**YOUR GOAL:**
Give the count of lines in the data that include the string "left", with no added remarks.

[BEGIN]

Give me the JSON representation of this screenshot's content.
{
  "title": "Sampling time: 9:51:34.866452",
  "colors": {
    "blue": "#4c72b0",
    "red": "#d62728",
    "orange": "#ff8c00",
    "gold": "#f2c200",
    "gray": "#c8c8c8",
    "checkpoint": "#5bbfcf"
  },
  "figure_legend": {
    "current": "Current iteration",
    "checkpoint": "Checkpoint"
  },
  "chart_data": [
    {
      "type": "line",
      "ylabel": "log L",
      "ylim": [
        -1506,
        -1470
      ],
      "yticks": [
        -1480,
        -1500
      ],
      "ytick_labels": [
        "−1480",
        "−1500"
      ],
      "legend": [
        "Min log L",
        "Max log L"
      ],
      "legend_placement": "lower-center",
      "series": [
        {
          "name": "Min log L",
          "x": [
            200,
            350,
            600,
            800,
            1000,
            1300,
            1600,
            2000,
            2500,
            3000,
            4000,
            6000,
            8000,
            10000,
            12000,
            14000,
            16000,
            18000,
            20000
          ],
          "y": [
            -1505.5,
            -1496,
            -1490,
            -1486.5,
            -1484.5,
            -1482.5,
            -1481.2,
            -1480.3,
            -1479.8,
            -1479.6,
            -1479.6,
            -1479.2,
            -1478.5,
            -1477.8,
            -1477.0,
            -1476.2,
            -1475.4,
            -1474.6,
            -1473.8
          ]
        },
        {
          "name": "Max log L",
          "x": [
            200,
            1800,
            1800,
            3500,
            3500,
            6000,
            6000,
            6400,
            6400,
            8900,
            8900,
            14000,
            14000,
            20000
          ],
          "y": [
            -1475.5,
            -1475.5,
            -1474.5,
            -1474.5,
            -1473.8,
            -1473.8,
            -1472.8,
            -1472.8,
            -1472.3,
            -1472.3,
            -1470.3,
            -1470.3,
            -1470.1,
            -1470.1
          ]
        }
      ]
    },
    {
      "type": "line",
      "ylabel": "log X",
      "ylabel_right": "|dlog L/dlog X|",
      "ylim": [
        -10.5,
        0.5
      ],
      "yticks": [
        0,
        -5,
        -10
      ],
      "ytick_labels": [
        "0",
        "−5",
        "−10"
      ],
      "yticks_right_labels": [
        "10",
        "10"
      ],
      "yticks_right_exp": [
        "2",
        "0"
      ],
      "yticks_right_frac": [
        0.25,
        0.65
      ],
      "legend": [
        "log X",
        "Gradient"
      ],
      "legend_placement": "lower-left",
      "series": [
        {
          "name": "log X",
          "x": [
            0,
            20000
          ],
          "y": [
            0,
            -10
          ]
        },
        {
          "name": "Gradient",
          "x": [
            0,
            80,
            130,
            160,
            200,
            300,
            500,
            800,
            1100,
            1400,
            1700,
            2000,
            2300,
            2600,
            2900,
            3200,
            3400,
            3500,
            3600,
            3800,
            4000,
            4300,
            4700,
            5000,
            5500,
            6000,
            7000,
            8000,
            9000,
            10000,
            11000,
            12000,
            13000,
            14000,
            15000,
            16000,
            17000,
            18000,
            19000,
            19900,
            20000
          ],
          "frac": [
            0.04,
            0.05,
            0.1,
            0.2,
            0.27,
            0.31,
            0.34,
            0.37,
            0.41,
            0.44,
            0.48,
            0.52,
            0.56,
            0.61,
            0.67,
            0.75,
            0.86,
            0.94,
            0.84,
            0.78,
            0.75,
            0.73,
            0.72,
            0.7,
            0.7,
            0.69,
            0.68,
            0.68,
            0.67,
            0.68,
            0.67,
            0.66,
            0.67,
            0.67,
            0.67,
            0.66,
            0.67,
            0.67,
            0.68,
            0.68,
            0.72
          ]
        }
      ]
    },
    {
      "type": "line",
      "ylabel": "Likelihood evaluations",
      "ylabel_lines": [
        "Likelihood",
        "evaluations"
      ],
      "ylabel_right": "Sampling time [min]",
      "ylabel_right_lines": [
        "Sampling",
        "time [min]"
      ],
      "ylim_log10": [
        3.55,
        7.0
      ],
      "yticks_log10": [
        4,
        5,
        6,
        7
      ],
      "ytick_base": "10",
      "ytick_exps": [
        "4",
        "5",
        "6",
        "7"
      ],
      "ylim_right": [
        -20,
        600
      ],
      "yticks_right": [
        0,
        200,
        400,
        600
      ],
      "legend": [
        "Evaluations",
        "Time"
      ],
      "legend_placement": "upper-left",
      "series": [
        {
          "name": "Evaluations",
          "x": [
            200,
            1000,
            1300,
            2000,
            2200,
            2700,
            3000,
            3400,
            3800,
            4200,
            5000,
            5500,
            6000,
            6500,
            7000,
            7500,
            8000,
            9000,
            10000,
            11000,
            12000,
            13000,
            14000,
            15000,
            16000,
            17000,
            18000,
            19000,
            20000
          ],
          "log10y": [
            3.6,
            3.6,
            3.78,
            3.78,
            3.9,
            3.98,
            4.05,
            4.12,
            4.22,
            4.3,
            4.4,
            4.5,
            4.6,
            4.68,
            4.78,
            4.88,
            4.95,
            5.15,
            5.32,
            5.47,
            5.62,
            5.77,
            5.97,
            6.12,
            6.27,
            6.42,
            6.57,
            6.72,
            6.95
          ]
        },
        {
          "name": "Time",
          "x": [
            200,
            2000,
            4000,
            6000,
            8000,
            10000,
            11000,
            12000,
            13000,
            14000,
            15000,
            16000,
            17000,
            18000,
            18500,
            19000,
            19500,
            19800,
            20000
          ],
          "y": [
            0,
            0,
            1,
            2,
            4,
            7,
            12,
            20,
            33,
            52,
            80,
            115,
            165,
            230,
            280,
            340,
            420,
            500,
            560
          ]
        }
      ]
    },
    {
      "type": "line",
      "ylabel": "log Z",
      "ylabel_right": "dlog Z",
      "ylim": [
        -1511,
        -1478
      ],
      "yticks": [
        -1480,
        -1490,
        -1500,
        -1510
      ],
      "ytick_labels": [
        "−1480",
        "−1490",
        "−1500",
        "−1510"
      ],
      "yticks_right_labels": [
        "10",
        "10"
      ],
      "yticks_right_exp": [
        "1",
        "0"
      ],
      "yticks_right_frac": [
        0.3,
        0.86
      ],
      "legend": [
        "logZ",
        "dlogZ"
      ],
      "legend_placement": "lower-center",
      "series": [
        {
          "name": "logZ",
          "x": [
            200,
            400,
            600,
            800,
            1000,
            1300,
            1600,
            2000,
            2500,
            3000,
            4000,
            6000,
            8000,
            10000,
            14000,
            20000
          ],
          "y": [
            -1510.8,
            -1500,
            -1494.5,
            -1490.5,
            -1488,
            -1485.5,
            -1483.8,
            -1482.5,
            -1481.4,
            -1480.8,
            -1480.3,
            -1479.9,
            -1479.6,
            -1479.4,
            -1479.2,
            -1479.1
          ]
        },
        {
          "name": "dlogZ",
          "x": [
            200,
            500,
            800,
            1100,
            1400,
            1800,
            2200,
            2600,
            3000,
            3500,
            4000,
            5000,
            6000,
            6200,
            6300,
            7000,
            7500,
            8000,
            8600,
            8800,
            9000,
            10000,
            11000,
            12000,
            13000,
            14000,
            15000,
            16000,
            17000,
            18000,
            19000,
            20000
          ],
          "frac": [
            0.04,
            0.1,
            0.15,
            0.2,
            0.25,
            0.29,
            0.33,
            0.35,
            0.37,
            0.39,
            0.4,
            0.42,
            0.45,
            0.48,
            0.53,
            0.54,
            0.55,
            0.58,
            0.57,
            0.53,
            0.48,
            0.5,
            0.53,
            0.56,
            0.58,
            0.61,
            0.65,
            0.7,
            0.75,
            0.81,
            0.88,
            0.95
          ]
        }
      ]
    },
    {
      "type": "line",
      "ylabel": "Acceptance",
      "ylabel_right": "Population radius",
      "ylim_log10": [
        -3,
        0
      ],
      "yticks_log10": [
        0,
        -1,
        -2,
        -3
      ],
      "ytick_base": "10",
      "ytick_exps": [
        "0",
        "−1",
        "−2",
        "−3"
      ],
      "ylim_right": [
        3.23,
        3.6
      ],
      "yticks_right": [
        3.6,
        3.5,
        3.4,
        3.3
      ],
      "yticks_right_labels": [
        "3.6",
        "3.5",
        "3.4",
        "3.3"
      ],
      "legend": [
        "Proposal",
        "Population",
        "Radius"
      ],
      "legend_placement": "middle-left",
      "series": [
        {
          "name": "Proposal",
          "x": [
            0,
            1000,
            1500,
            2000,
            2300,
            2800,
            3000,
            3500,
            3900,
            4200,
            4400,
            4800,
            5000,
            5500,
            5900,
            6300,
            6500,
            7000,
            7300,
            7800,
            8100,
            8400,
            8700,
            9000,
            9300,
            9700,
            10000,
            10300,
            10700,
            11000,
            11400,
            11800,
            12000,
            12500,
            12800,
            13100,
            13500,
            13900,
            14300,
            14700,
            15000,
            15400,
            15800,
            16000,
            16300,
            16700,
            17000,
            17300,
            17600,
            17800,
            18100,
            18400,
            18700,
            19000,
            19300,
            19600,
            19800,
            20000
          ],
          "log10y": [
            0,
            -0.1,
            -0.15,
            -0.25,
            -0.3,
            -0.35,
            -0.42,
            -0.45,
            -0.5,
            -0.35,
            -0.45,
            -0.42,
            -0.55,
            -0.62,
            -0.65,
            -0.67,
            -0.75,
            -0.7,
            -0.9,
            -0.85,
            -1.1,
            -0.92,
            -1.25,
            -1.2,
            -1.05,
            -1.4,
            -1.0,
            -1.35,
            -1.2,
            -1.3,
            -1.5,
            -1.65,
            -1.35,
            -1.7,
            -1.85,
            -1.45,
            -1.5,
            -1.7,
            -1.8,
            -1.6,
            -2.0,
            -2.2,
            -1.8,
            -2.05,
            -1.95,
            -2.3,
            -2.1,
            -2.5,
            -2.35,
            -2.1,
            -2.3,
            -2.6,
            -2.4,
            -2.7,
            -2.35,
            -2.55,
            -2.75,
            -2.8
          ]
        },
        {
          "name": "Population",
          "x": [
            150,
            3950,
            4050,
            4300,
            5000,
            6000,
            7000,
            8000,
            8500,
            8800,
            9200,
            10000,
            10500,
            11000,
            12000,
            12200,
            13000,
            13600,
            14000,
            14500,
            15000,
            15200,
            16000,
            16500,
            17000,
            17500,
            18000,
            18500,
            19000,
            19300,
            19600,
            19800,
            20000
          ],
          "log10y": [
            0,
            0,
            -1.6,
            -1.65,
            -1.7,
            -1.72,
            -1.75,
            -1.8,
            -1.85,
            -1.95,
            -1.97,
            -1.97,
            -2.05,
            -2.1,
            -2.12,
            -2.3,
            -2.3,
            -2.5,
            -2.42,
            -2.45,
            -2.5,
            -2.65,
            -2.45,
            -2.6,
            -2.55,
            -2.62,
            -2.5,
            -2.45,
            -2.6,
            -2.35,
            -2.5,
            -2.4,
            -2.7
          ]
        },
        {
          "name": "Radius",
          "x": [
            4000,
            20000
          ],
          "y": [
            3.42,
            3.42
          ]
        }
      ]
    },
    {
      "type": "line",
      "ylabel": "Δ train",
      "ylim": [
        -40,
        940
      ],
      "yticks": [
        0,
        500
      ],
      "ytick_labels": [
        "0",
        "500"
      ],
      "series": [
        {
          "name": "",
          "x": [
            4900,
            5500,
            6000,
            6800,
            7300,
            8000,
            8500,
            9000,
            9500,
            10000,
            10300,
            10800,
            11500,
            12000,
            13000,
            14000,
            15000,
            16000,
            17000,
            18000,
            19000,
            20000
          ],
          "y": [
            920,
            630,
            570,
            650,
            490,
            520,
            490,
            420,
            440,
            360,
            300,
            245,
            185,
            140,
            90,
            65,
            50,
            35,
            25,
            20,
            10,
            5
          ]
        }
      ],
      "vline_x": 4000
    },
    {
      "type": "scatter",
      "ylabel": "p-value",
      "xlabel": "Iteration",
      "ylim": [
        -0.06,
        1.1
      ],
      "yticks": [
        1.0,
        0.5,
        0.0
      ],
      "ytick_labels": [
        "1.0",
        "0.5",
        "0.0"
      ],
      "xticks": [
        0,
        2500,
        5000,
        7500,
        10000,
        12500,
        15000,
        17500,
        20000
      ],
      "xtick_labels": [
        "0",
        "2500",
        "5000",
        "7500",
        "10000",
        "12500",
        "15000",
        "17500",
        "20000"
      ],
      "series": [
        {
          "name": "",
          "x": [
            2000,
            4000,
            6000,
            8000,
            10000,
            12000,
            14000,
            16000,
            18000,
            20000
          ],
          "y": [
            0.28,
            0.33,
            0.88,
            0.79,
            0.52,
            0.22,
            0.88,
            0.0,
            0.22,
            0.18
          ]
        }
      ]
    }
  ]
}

[END]

**COMPLETED EXERCISE:**
3